- _AIM_: Each line containing the word "image" must be collected.

Items from a figure collection:
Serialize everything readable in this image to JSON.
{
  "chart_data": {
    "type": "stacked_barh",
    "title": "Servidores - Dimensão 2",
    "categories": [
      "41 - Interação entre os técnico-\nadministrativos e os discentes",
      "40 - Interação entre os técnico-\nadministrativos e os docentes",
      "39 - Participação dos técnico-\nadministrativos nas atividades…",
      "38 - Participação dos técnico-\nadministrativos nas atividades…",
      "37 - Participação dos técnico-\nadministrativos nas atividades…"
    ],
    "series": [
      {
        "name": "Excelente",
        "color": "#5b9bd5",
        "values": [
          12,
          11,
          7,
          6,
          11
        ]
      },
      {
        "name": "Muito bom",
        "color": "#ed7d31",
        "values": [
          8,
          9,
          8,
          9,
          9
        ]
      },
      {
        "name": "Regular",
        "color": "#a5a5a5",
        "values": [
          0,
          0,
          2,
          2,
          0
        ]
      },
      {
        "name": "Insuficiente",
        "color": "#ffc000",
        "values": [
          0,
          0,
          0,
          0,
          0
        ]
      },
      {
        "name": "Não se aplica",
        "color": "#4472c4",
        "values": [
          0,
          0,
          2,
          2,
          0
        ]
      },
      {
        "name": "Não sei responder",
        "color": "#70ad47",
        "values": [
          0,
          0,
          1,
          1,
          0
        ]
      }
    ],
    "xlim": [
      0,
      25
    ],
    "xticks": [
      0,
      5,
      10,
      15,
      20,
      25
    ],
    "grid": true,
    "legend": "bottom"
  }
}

---

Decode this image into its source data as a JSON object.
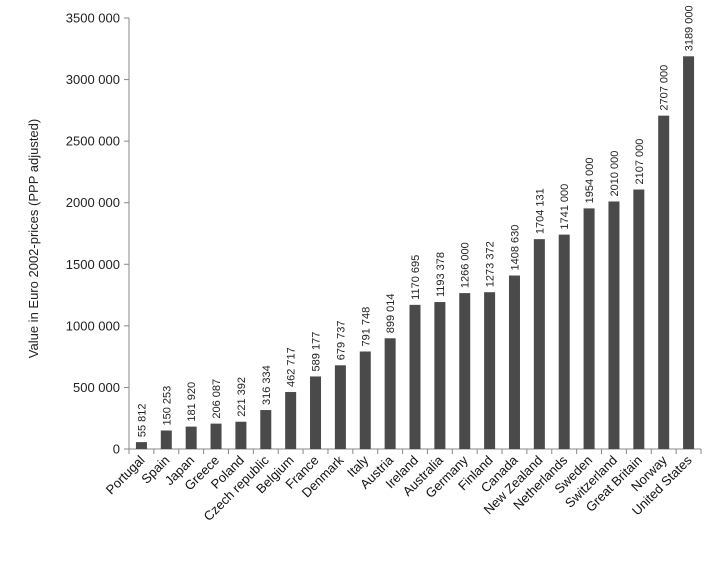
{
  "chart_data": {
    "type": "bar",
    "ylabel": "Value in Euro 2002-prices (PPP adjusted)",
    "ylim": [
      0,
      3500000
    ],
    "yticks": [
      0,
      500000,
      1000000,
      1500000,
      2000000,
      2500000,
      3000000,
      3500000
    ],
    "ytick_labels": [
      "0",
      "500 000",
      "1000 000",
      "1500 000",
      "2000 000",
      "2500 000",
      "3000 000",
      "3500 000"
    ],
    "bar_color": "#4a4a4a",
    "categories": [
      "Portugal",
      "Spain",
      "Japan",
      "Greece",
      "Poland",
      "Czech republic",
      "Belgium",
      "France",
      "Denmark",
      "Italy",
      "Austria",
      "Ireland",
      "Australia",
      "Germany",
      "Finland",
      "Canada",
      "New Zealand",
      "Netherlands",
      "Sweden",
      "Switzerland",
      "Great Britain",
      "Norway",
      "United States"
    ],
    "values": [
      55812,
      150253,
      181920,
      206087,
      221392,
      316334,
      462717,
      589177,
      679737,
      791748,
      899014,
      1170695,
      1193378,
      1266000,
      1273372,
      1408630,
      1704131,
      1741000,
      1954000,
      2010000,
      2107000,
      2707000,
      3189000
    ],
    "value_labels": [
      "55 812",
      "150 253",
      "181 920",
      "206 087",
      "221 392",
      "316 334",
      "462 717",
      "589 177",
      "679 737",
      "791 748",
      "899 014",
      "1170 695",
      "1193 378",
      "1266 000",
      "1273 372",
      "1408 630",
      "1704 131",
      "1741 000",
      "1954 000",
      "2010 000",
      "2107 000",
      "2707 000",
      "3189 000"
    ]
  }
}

- _SOLVED EXERCISE_:
Serialize everything readable in this image to JSON.
Decode this image into its source data as a JSON object.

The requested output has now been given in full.